■ TASK STATEMENT
Copy all lines below containing "data".

Start

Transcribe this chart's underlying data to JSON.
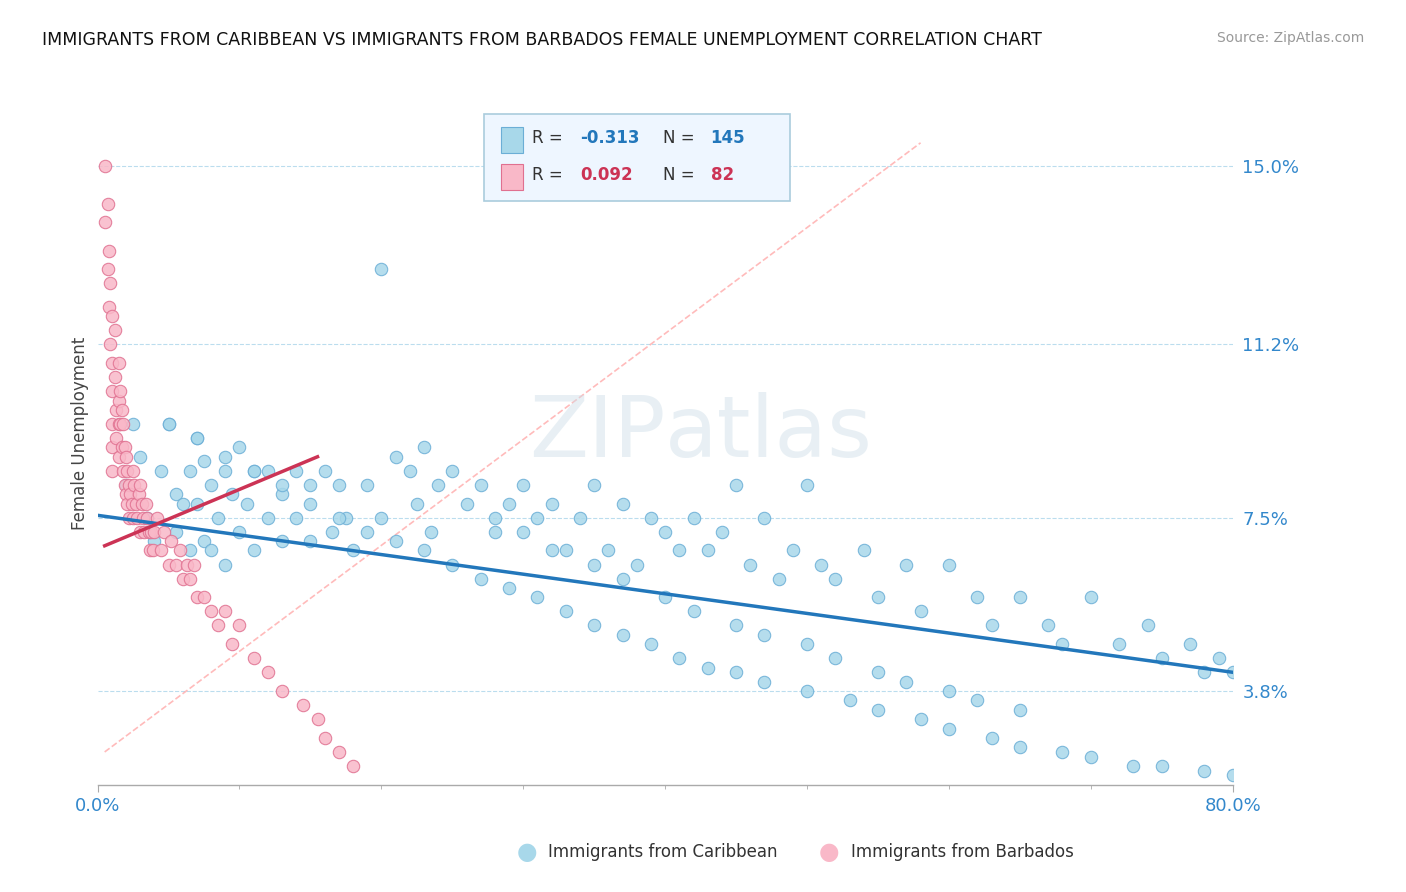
{
  "title": "IMMIGRANTS FROM CARIBBEAN VS IMMIGRANTS FROM BARBADOS FEMALE UNEMPLOYMENT CORRELATION CHART",
  "source": "Source: ZipAtlas.com",
  "ylabel": "Female Unemployment",
  "yticks": [
    0.038,
    0.075,
    0.112,
    0.15
  ],
  "ytick_labels": [
    "3.8%",
    "7.5%",
    "11.2%",
    "15.0%"
  ],
  "xlim": [
    0.0,
    0.8
  ],
  "ylim": [
    0.018,
    0.168
  ],
  "caribbean_color": "#A8D8EA",
  "caribbean_edge": "#6BAED6",
  "barbados_color": "#F9B8C8",
  "barbados_edge": "#E07090",
  "trend_caribbean_color": "#2277BB",
  "trend_barbados_color": "#CC3355",
  "ref_line_color": "#FFAAAA",
  "watermark_color": "#CCDDEE",
  "legend_bg": "#EEF6FF",
  "legend_edge": "#AACCDD",
  "caribbean_trend_x": [
    0.0,
    0.8
  ],
  "caribbean_trend_y": [
    0.0755,
    0.042
  ],
  "barbados_trend_x": [
    0.005,
    0.155
  ],
  "barbados_trend_y": [
    0.069,
    0.088
  ],
  "ref_line_x": [
    0.005,
    0.58
  ],
  "ref_line_y": [
    0.025,
    0.155
  ],
  "caribbean_x": [
    0.02,
    0.025,
    0.03,
    0.035,
    0.04,
    0.045,
    0.05,
    0.055,
    0.055,
    0.06,
    0.065,
    0.065,
    0.07,
    0.07,
    0.075,
    0.075,
    0.08,
    0.08,
    0.085,
    0.09,
    0.09,
    0.095,
    0.1,
    0.1,
    0.105,
    0.11,
    0.11,
    0.12,
    0.12,
    0.13,
    0.13,
    0.14,
    0.14,
    0.15,
    0.15,
    0.16,
    0.165,
    0.17,
    0.175,
    0.18,
    0.19,
    0.2,
    0.2,
    0.21,
    0.22,
    0.225,
    0.23,
    0.235,
    0.24,
    0.25,
    0.26,
    0.27,
    0.28,
    0.29,
    0.3,
    0.31,
    0.32,
    0.33,
    0.34,
    0.35,
    0.36,
    0.37,
    0.38,
    0.39,
    0.4,
    0.41,
    0.42,
    0.43,
    0.44,
    0.45,
    0.46,
    0.47,
    0.48,
    0.49,
    0.5,
    0.51,
    0.52,
    0.54,
    0.55,
    0.57,
    0.58,
    0.6,
    0.62,
    0.63,
    0.65,
    0.67,
    0.68,
    0.7,
    0.72,
    0.74,
    0.75,
    0.77,
    0.78,
    0.79,
    0.8,
    0.05,
    0.07,
    0.09,
    0.11,
    0.13,
    0.15,
    0.17,
    0.19,
    0.21,
    0.23,
    0.25,
    0.27,
    0.29,
    0.31,
    0.33,
    0.35,
    0.37,
    0.39,
    0.41,
    0.43,
    0.45,
    0.47,
    0.5,
    0.53,
    0.55,
    0.58,
    0.6,
    0.63,
    0.65,
    0.68,
    0.7,
    0.73,
    0.75,
    0.78,
    0.8,
    0.28,
    0.3,
    0.32,
    0.35,
    0.37,
    0.4,
    0.42,
    0.45,
    0.47,
    0.5,
    0.52,
    0.55,
    0.57,
    0.6,
    0.62,
    0.65
  ],
  "caribbean_y": [
    0.082,
    0.095,
    0.088,
    0.075,
    0.07,
    0.085,
    0.095,
    0.08,
    0.072,
    0.078,
    0.085,
    0.068,
    0.092,
    0.078,
    0.087,
    0.07,
    0.082,
    0.068,
    0.075,
    0.085,
    0.065,
    0.08,
    0.09,
    0.072,
    0.078,
    0.085,
    0.068,
    0.085,
    0.075,
    0.08,
    0.07,
    0.085,
    0.075,
    0.082,
    0.07,
    0.085,
    0.072,
    0.082,
    0.075,
    0.068,
    0.082,
    0.128,
    0.075,
    0.088,
    0.085,
    0.078,
    0.09,
    0.072,
    0.082,
    0.085,
    0.078,
    0.082,
    0.072,
    0.078,
    0.082,
    0.075,
    0.078,
    0.068,
    0.075,
    0.082,
    0.068,
    0.078,
    0.065,
    0.075,
    0.072,
    0.068,
    0.075,
    0.068,
    0.072,
    0.082,
    0.065,
    0.075,
    0.062,
    0.068,
    0.082,
    0.065,
    0.062,
    0.068,
    0.058,
    0.065,
    0.055,
    0.065,
    0.058,
    0.052,
    0.058,
    0.052,
    0.048,
    0.058,
    0.048,
    0.052,
    0.045,
    0.048,
    0.042,
    0.045,
    0.042,
    0.095,
    0.092,
    0.088,
    0.085,
    0.082,
    0.078,
    0.075,
    0.072,
    0.07,
    0.068,
    0.065,
    0.062,
    0.06,
    0.058,
    0.055,
    0.052,
    0.05,
    0.048,
    0.045,
    0.043,
    0.042,
    0.04,
    0.038,
    0.036,
    0.034,
    0.032,
    0.03,
    0.028,
    0.026,
    0.025,
    0.024,
    0.022,
    0.022,
    0.021,
    0.02,
    0.075,
    0.072,
    0.068,
    0.065,
    0.062,
    0.058,
    0.055,
    0.052,
    0.05,
    0.048,
    0.045,
    0.042,
    0.04,
    0.038,
    0.036,
    0.034
  ],
  "barbados_x": [
    0.005,
    0.005,
    0.007,
    0.007,
    0.008,
    0.008,
    0.009,
    0.009,
    0.01,
    0.01,
    0.01,
    0.01,
    0.01,
    0.01,
    0.012,
    0.012,
    0.013,
    0.013,
    0.015,
    0.015,
    0.015,
    0.015,
    0.016,
    0.016,
    0.017,
    0.017,
    0.018,
    0.018,
    0.019,
    0.019,
    0.02,
    0.02,
    0.021,
    0.021,
    0.022,
    0.022,
    0.023,
    0.024,
    0.025,
    0.025,
    0.026,
    0.027,
    0.028,
    0.029,
    0.03,
    0.03,
    0.031,
    0.032,
    0.033,
    0.034,
    0.035,
    0.036,
    0.037,
    0.038,
    0.039,
    0.04,
    0.042,
    0.045,
    0.047,
    0.05,
    0.052,
    0.055,
    0.058,
    0.06,
    0.063,
    0.065,
    0.068,
    0.07,
    0.075,
    0.08,
    0.085,
    0.09,
    0.095,
    0.1,
    0.11,
    0.12,
    0.13,
    0.145,
    0.155,
    0.16,
    0.17,
    0.18
  ],
  "barbados_y": [
    0.15,
    0.138,
    0.142,
    0.128,
    0.132,
    0.12,
    0.125,
    0.112,
    0.118,
    0.108,
    0.102,
    0.095,
    0.09,
    0.085,
    0.115,
    0.105,
    0.098,
    0.092,
    0.108,
    0.1,
    0.095,
    0.088,
    0.102,
    0.095,
    0.098,
    0.09,
    0.095,
    0.085,
    0.09,
    0.082,
    0.088,
    0.08,
    0.085,
    0.078,
    0.082,
    0.075,
    0.08,
    0.078,
    0.085,
    0.075,
    0.082,
    0.078,
    0.075,
    0.08,
    0.082,
    0.072,
    0.078,
    0.075,
    0.072,
    0.078,
    0.075,
    0.072,
    0.068,
    0.072,
    0.068,
    0.072,
    0.075,
    0.068,
    0.072,
    0.065,
    0.07,
    0.065,
    0.068,
    0.062,
    0.065,
    0.062,
    0.065,
    0.058,
    0.058,
    0.055,
    0.052,
    0.055,
    0.048,
    0.052,
    0.045,
    0.042,
    0.038,
    0.035,
    0.032,
    0.028,
    0.025,
    0.022
  ]
}
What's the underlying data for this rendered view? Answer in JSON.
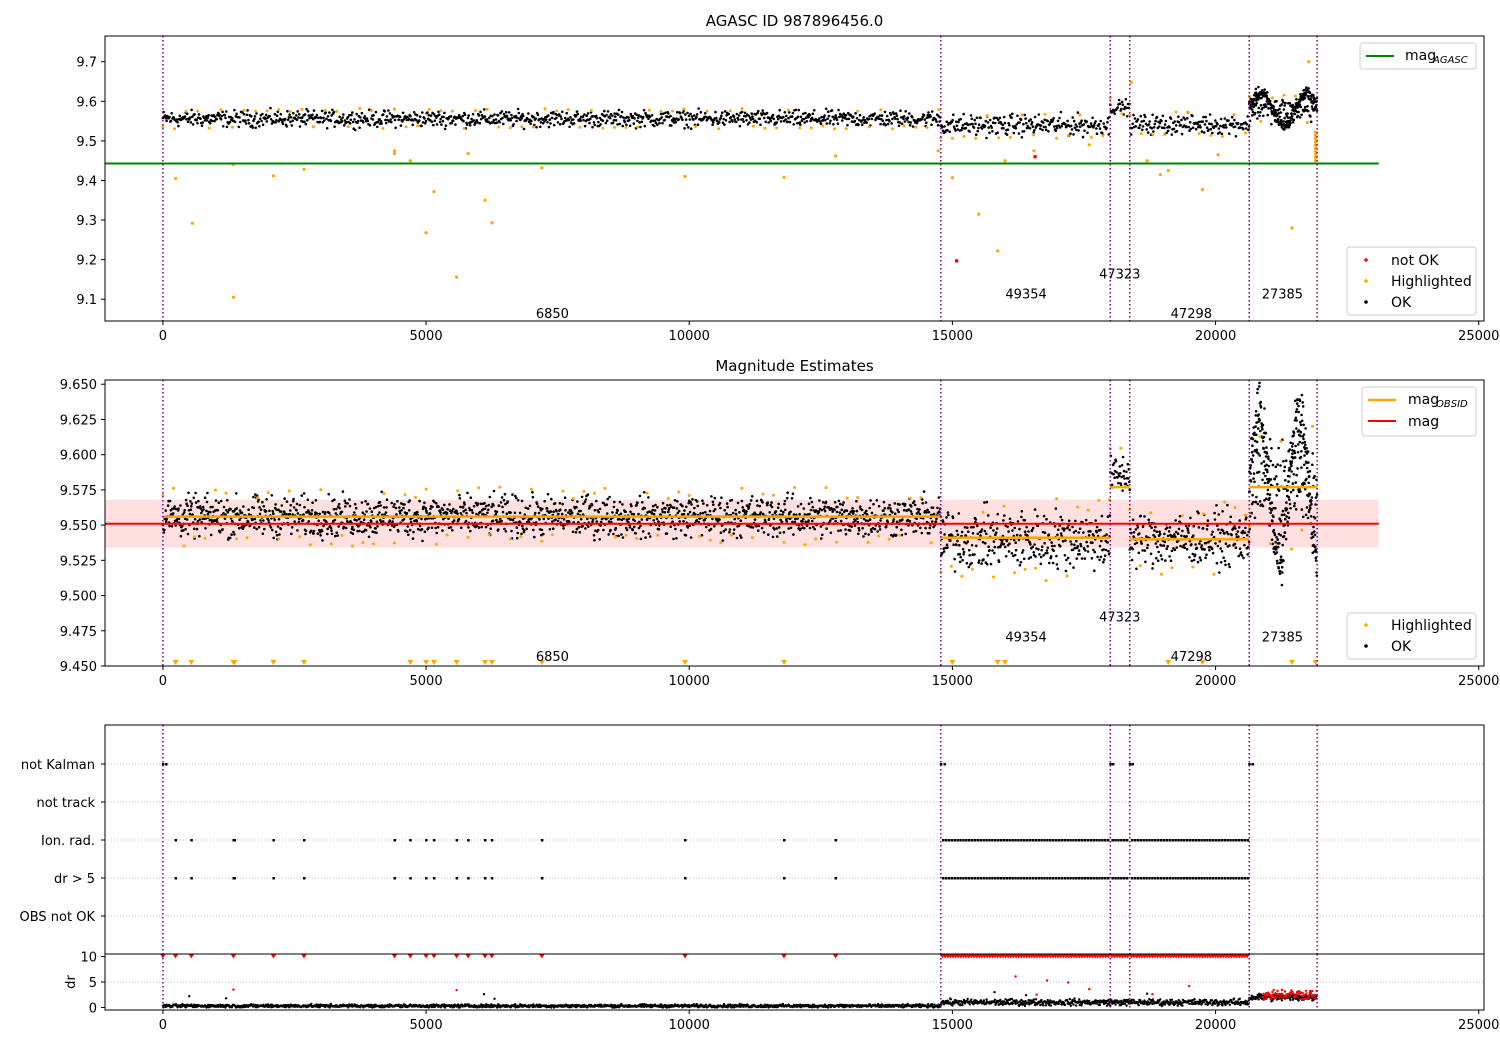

End

■ EXPECTED ANSWER
Transcribe this chart's underlying data to JSON.
What's the underlying data for this rendered view? Answer in JSON.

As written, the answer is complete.